● **Set task**: Find the lines below that contain the word "content" and count them. Only the number should be given.

Dataset rows about figures
..........
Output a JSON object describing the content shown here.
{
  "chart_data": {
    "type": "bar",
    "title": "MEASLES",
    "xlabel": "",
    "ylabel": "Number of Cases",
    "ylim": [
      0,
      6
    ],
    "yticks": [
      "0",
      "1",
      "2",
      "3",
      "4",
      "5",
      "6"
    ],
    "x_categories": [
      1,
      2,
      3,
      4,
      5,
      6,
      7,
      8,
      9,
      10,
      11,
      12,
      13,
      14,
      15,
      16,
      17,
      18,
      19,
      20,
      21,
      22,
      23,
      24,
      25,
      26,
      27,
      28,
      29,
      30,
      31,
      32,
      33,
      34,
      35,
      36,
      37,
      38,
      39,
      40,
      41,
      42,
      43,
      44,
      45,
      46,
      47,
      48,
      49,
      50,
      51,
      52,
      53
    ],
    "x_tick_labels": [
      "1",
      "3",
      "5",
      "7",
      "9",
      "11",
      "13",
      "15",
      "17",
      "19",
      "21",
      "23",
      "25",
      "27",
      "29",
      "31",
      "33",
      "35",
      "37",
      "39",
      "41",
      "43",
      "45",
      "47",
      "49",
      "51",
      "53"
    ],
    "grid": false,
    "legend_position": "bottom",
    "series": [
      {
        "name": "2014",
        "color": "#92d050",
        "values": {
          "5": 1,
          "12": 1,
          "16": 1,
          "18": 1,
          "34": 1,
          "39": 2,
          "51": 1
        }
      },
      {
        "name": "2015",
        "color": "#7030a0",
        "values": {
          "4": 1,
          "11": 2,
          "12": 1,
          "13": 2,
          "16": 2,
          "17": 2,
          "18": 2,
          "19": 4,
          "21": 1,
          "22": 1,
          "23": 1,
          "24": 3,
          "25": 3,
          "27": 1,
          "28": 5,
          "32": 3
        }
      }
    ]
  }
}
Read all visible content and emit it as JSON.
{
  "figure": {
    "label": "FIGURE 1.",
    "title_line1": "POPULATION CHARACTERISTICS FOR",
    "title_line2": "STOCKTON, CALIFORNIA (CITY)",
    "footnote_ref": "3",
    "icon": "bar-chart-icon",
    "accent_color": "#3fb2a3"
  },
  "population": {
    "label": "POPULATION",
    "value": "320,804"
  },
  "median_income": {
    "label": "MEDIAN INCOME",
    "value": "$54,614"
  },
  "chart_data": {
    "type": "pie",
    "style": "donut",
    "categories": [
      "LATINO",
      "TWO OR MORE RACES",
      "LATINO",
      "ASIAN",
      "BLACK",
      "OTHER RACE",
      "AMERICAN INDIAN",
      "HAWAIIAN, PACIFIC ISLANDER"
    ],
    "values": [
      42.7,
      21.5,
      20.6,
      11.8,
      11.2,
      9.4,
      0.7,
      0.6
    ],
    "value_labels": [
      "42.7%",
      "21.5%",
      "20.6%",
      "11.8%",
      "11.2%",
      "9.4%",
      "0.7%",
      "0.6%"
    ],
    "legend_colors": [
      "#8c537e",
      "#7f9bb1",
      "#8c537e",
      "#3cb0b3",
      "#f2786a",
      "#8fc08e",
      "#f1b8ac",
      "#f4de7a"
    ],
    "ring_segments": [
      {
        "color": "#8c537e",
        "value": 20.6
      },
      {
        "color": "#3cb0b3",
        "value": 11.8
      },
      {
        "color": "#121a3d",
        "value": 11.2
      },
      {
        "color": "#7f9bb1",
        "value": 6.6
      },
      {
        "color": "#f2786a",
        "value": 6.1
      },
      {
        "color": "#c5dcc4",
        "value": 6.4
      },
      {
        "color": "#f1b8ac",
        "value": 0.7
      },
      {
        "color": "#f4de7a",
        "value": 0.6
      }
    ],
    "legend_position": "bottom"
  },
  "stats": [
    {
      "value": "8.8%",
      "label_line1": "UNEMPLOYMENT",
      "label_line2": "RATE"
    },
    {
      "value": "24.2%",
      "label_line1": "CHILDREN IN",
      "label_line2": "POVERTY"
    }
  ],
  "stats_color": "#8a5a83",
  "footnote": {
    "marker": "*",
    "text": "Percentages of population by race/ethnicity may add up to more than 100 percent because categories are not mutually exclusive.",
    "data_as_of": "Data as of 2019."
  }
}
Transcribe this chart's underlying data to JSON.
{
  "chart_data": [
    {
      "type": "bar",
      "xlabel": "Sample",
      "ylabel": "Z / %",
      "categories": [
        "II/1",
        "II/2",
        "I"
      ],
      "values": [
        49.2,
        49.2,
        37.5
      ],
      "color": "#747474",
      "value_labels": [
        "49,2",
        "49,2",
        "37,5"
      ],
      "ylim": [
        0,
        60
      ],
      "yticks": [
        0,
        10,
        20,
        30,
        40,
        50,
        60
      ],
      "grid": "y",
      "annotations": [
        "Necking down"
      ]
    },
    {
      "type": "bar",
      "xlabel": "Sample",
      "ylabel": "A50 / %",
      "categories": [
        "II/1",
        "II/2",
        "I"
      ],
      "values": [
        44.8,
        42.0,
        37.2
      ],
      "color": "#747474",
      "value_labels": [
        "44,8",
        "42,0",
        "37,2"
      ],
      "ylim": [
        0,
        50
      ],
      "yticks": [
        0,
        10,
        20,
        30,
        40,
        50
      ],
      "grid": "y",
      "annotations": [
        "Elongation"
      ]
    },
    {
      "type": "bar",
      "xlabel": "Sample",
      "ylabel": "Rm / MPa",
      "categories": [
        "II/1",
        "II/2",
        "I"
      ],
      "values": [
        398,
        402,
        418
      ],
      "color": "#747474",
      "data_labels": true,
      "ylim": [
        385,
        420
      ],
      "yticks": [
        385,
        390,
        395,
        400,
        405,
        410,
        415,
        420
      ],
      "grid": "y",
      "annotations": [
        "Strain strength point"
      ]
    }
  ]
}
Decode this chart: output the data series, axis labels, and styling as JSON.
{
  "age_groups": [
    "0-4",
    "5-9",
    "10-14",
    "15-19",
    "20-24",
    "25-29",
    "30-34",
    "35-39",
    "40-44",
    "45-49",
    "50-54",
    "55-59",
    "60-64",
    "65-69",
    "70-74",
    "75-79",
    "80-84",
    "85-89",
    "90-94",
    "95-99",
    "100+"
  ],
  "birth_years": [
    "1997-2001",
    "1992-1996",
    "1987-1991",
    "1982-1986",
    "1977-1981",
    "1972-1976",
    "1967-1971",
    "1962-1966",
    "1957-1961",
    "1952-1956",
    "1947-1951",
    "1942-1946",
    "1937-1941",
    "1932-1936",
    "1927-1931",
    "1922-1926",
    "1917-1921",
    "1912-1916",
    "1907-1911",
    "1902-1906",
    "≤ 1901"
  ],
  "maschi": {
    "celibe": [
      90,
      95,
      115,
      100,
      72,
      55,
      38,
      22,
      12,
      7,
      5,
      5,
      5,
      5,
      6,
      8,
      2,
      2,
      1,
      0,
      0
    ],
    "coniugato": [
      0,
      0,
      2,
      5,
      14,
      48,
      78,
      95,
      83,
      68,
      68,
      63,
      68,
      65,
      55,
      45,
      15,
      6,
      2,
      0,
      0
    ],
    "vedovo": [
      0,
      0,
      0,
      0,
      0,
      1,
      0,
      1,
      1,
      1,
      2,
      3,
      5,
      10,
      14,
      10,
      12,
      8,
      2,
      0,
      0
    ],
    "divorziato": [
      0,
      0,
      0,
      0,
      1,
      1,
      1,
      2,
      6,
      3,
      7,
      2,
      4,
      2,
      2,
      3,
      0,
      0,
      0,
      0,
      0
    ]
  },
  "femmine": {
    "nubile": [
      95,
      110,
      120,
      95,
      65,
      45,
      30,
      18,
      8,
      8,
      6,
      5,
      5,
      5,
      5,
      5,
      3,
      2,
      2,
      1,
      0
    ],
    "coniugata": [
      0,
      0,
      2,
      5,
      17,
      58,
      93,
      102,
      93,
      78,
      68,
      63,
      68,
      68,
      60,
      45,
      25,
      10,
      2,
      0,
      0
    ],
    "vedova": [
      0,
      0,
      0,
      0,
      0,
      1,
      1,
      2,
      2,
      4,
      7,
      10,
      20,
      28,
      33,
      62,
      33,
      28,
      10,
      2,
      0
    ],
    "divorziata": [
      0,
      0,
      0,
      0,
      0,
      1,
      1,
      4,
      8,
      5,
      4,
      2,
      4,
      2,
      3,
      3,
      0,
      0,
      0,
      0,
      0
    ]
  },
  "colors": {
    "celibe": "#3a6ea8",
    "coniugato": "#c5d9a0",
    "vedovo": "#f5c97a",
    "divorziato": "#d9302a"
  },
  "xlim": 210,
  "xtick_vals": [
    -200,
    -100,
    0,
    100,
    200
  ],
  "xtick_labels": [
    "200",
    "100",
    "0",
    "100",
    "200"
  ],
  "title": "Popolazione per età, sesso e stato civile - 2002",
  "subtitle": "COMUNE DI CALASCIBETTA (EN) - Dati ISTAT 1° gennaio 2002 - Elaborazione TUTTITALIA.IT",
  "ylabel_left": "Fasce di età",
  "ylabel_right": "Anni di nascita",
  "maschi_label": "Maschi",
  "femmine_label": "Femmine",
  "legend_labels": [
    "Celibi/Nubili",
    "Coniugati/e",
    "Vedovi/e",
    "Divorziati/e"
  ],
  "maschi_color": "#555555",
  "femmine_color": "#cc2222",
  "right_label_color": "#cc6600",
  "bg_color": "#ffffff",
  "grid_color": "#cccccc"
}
..........
● **Written answer**: 2